▸ **WHAT YOU SHOULD DO**: Find each line containing the string "Absenders" and return it.

— Start of SOURCE MATERIAL —

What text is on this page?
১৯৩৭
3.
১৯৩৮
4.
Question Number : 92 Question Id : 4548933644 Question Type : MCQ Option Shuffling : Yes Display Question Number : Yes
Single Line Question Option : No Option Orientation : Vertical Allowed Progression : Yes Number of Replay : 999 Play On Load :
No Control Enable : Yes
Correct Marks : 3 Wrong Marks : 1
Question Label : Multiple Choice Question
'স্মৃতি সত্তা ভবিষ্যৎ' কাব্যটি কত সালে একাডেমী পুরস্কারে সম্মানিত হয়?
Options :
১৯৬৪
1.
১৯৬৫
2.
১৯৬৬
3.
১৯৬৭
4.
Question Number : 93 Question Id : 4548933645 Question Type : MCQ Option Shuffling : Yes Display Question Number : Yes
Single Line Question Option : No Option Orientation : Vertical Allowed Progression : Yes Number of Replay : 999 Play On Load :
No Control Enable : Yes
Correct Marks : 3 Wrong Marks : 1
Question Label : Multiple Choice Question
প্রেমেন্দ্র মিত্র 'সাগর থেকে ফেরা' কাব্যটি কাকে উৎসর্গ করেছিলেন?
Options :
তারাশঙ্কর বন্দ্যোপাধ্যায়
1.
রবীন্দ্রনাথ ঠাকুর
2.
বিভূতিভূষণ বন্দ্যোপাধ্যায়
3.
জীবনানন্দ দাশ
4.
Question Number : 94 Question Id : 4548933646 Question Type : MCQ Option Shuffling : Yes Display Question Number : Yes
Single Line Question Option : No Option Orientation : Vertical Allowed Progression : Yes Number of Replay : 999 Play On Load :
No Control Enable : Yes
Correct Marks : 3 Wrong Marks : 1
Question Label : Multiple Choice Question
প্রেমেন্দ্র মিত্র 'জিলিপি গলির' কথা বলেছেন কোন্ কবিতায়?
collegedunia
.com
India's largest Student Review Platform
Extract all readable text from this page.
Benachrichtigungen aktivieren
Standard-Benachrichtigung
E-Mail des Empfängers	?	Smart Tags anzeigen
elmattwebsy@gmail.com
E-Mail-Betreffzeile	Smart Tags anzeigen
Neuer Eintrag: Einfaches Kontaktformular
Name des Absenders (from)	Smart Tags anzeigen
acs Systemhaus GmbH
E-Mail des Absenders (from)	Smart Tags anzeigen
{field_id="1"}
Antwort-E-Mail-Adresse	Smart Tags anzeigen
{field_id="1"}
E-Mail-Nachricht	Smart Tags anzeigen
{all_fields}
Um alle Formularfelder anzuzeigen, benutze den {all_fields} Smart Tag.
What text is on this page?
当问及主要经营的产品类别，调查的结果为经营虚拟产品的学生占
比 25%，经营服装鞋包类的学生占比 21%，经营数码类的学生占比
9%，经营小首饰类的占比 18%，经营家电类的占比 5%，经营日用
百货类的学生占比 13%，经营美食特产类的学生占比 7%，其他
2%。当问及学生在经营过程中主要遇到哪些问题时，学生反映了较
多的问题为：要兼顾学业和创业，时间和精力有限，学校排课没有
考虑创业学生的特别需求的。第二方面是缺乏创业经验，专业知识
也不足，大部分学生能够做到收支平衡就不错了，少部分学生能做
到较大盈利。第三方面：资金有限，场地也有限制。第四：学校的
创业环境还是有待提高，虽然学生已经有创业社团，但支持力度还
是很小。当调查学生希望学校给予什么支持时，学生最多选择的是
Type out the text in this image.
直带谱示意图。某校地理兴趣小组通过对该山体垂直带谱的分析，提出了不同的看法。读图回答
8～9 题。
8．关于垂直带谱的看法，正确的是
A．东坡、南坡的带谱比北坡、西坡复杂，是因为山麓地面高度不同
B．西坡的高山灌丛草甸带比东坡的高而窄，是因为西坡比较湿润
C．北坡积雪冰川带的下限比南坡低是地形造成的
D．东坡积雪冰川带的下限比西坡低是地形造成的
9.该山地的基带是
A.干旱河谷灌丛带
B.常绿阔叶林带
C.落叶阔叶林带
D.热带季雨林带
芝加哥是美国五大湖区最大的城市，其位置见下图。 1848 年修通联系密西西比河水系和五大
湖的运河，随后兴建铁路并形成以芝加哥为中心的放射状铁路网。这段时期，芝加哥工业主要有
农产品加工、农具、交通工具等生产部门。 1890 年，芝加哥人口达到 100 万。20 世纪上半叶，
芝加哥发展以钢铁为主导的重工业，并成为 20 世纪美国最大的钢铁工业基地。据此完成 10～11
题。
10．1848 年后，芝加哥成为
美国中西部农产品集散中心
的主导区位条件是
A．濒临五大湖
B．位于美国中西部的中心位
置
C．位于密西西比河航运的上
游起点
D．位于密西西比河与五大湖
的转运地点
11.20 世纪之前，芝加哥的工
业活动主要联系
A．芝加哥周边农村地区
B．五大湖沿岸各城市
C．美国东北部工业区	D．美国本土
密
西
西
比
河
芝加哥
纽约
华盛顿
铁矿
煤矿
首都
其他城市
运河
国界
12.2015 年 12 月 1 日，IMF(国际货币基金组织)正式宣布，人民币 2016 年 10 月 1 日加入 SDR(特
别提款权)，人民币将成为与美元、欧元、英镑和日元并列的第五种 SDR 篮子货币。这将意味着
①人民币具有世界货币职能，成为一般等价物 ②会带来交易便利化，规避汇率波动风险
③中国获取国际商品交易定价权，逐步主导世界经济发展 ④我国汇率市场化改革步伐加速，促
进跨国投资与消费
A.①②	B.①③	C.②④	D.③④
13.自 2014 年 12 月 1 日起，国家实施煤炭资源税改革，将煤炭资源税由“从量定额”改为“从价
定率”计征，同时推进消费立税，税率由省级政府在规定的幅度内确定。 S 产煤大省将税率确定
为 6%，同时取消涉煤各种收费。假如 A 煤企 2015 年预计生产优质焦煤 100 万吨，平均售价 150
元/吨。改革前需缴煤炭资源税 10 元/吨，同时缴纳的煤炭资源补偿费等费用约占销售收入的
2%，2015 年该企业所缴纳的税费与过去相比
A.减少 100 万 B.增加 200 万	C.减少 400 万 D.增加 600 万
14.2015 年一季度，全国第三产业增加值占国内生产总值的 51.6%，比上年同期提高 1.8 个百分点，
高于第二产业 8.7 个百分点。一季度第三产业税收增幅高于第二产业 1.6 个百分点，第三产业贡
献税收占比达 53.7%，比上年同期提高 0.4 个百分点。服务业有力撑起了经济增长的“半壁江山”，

— End of SOURCE MATERIAL —

▸ **SOLUTION TO THE EXERCISE**:
Name des Absenders (from)	Smart Tags anzeigen
E-Mail des Absenders (from)	Smart Tags anzeigen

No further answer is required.